Input records -
<<<<

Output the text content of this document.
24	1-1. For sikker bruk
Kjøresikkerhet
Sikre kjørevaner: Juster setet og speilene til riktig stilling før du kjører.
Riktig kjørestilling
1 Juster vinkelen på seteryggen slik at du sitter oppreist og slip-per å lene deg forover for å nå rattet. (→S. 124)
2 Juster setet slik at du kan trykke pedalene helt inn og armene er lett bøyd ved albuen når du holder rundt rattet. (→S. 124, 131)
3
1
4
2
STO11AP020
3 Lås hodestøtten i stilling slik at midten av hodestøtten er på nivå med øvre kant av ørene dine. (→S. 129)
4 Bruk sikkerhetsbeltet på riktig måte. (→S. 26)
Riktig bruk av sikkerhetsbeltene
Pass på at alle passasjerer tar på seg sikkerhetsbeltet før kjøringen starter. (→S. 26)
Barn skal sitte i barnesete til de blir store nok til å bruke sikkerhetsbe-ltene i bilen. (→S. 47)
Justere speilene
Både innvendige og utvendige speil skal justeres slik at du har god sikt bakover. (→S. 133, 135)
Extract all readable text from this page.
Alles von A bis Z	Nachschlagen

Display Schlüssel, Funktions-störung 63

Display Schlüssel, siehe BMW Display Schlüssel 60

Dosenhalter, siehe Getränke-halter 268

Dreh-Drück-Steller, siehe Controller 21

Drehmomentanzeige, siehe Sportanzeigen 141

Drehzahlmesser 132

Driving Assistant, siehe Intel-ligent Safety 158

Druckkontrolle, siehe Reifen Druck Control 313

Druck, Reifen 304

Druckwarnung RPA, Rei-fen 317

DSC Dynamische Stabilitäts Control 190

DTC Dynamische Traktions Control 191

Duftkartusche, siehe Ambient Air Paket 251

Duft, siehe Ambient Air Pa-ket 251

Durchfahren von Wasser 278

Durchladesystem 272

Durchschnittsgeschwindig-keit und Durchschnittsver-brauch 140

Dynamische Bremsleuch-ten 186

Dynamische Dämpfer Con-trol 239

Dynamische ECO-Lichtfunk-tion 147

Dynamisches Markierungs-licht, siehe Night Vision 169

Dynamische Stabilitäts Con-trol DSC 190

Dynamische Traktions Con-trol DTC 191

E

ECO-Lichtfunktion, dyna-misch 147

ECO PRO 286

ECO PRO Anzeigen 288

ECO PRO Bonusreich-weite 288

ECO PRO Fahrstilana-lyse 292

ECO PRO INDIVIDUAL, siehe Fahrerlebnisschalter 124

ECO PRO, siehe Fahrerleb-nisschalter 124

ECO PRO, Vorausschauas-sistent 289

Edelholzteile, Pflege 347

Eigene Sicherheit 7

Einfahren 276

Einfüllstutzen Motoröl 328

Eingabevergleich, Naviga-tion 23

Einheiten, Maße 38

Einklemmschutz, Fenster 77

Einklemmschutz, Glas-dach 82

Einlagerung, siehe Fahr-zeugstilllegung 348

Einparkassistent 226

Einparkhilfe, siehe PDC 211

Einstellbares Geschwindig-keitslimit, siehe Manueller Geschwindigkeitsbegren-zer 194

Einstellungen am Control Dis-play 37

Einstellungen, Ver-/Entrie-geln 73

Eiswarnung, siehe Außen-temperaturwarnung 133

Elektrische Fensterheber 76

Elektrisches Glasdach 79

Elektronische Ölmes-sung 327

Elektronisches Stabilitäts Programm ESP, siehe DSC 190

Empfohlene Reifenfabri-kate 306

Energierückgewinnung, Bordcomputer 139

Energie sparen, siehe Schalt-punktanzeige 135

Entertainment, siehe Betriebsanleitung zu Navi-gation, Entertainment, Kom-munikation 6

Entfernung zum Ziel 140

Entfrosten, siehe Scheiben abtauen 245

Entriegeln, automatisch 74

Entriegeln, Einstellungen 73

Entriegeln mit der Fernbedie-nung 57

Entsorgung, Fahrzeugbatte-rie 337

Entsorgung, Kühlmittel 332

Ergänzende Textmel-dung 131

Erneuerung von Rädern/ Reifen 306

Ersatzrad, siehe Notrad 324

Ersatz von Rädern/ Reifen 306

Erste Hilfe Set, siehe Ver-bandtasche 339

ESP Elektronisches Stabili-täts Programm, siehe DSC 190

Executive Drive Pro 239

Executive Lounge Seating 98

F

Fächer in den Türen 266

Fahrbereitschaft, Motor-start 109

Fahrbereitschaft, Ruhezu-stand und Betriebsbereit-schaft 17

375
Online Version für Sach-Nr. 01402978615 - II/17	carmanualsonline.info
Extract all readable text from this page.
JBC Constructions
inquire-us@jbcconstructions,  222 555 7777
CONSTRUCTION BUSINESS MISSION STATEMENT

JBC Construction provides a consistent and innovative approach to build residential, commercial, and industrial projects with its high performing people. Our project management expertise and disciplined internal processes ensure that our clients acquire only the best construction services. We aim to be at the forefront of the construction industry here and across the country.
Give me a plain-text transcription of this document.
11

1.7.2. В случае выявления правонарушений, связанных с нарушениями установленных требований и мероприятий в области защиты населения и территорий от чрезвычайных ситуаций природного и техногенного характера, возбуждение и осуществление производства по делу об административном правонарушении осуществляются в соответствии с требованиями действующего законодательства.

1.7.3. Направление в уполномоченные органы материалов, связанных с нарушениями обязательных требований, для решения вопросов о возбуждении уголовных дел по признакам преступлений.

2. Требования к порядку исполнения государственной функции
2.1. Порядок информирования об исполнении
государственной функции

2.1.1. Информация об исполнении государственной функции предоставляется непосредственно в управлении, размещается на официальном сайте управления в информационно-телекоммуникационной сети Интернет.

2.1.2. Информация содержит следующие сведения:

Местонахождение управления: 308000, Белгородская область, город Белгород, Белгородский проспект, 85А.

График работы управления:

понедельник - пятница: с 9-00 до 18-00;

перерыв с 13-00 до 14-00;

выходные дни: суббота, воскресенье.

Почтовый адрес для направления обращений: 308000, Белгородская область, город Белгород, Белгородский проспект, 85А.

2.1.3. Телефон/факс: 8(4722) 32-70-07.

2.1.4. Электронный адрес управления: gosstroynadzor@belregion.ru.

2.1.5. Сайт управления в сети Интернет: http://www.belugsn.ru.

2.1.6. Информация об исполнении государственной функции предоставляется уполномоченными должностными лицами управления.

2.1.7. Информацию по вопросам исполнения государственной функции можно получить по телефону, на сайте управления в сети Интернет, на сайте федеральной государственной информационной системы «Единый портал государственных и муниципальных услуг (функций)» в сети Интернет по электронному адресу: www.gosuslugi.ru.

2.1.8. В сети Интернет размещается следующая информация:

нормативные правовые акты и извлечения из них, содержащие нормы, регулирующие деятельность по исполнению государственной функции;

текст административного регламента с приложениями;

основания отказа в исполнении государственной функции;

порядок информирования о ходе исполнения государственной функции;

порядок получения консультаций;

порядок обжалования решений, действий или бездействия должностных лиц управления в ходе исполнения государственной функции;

>>>>

Set problem - Your task is to repeat every entry exactly.

The output -
Output the text content of this document.
24	1-1. For sikker bruk
Kjøresikkerhet
Sikre kjørevaner: Juster setet og speilene til riktig stilling før du kjører.
Riktig kjørestilling
1 Juster vinkelen på seteryggen slik at du sitter oppreist og slip-per å lene deg forover for å nå rattet. (→S. 124)
2 Juster setet slik at du kan trykke pedalene helt inn og armene er lett bøyd ved albuen når du holder rundt rattet. (→S. 124, 131)
3
1
4
2
STO11AP020
3 Lås hodestøtten i stilling slik at midten av hodestøtten er på nivå med øvre kant av ørene dine. (→S. 129)
4 Bruk sikkerhetsbeltet på riktig måte. (→S. 26)
Riktig bruk av sikkerhetsbeltene
Pass på at alle passasjerer tar på seg sikkerhetsbeltet før kjøringen starter. (→S. 26)
Barn skal sitte i barnesete til de blir store nok til å bruke sikkerhetsbe-ltene i bilen. (→S. 47)
Justere speilene
Både innvendige og utvendige speil skal justeres slik at du har god sikt bakover. (→S. 133, 135)
Extract all readable text from this page.
Alles von A bis Z	Nachschlagen

Display Schlüssel, Funktions-störung 63

Display Schlüssel, siehe BMW Display Schlüssel 60

Dosenhalter, siehe Getränke-halter 268

Dreh-Drück-Steller, siehe Controller 21

Drehmomentanzeige, siehe Sportanzeigen 141

Drehzahlmesser 132

Driving Assistant, siehe Intel-ligent Safety 158

Druckkontrolle, siehe Reifen Druck Control 313

Druck, Reifen 304

Druckwarnung RPA, Rei-fen 317

DSC Dynamische Stabilitäts Control 190

DTC Dynamische Traktions Control 191

Duftkartusche, siehe Ambient Air Paket 251

Duft, siehe Ambient Air Pa-ket 251

Durchfahren von Wasser 278

Durchladesystem 272

Durchschnittsgeschwindig-keit und Durchschnittsver-brauch 140

Dynamische Bremsleuch-ten 186

Dynamische Dämpfer Con-trol 239

Dynamische ECO-Lichtfunk-tion 147

Dynamisches Markierungs-licht, siehe Night Vision 169

Dynamische Stabilitäts Con-trol DSC 190

Dynamische Traktions Con-trol DTC 191

E

ECO-Lichtfunktion, dyna-misch 147

ECO PRO 286

ECO PRO Anzeigen 288

ECO PRO Bonusreich-weite 288

ECO PRO Fahrstilana-lyse 292

ECO PRO INDIVIDUAL, siehe Fahrerlebnisschalter 124

ECO PRO, siehe Fahrerleb-nisschalter 124

ECO PRO, Vorausschauas-sistent 289

Edelholzteile, Pflege 347

Eigene Sicherheit 7

Einfahren 276

Einfüllstutzen Motoröl 328

Eingabevergleich, Naviga-tion 23

Einheiten, Maße 38

Einklemmschutz, Fenster 77

Einklemmschutz, Glas-dach 82

Einlagerung, siehe Fahr-zeugstilllegung 348

Einparkassistent 226

Einparkhilfe, siehe PDC 211

Einstellbares Geschwindig-keitslimit, siehe Manueller Geschwindigkeitsbegren-zer 194

Einstellungen am Control Dis-play 37

Einstellungen, Ver-/Entrie-geln 73

Eiswarnung, siehe Außen-temperaturwarnung 133

Elektrische Fensterheber 76

Elektrisches Glasdach 79

Elektronische Ölmes-sung 327

Elektronisches Stabilitäts Programm ESP, siehe DSC 190

Empfohlene Reifenfabri-kate 306

Energierückgewinnung, Bordcomputer 139

Energie sparen, siehe Schalt-punktanzeige 135

Entertainment, siehe Betriebsanleitung zu Navi-gation, Entertainment, Kom-munikation 6

Entfernung zum Ziel 140

Entfrosten, siehe Scheiben abtauen 245

Entriegeln, automatisch 74

Entriegeln, Einstellungen 73

Entriegeln mit der Fernbedie-nung 57

Entsorgung, Fahrzeugbatte-rie 337

Entsorgung, Kühlmittel 332

Ergänzende Textmel-dung 131

Erneuerung von Rädern/ Reifen 306

Ersatzrad, siehe Notrad 324

Ersatz von Rädern/ Reifen 306

Erste Hilfe Set, siehe Ver-bandtasche 339

ESP Elektronisches Stabili-täts Programm, siehe DSC 190

Executive Drive Pro 239

Executive Lounge Seating 98

F

Fächer in den Türen 266

Fahrbereitschaft, Motor-start 109

Fahrbereitschaft, Ruhezu-stand und Betriebsbereit-schaft 17

375
Online Version für Sach-Nr. 01402978615 - II/17	carmanualsonline.info
Extract all readable text from this page.
JBC Constructions
inquire-us@jbcconstructions,  222 555 7777
CONSTRUCTION BUSINESS MISSION STATEMENT

JBC Construction provides a consistent and innovative approach to build residential, commercial, and industrial projects with its high performing people. Our project management expertise and disciplined internal processes ensure that our clients acquire only the best construction services. We aim to be at the forefront of the construction industry here and across the country.
Give me a plain-text transcription of this document.
11

1.7.2. В случае выявления правонарушений, связанных с нарушениями установленных требований и мероприятий в области защиты населения и территорий от чрезвычайных ситуаций природного и техногенного характера, возбуждение и осуществление производства по делу об административном правонарушении осуществляются в соответствии с требованиями действующего законодательства.

1.7.3. Направление в уполномоченные органы материалов, связанных с нарушениями обязательных требований, для решения вопросов о возбуждении уголовных дел по признакам преступлений.

2. Требования к порядку исполнения государственной функции
2.1. Порядок информирования об исполнении
государственной функции

2.1.1. Информация об исполнении государственной функции предоставляется непосредственно в управлении, размещается на официальном сайте управления в информационно-телекоммуникационной сети Интернет.

2.1.2. Информация содержит следующие сведения:

Местонахождение управления: 308000, Белгородская область, город Белгород, Белгородский проспект, 85А.

График работы управления:

понедельник - пятница: с 9-00 до 18-00;

перерыв с 13-00 до 14-00;

выходные дни: суббота, воскресенье.

Почтовый адрес для направления обращений: 308000, Белгородская область, город Белгород, Белгородский проспект, 85А.

2.1.3. Телефон/факс: 8(4722) 32-70-07.

2.1.4. Электронный адрес управления: gosstroynadzor@belregion.ru.

2.1.5. Сайт управления в сети Интернет: http://www.belugsn.ru.

2.1.6. Информация об исполнении государственной функции предоставляется уполномоченными должностными лицами управления.

2.1.7. Информацию по вопросам исполнения государственной функции можно получить по телефону, на сайте управления в сети Интернет, на сайте федеральной государственной информационной системы «Единый портал государственных и муниципальных услуг (функций)» в сети Интернет по электронному адресу: www.gosuslugi.ru.

2.1.8. В сети Интернет размещается следующая информация:

нормативные правовые акты и извлечения из них, содержащие нормы, регулирующие деятельность по исполнению государственной функции;

текст административного регламента с приложениями;

основания отказа в исполнении государственной функции;

порядок информирования о ходе исполнения государственной функции;

порядок получения консультаций;

порядок обжалования решений, действий или бездействия должностных лиц управления в ходе исполнения государственной функции;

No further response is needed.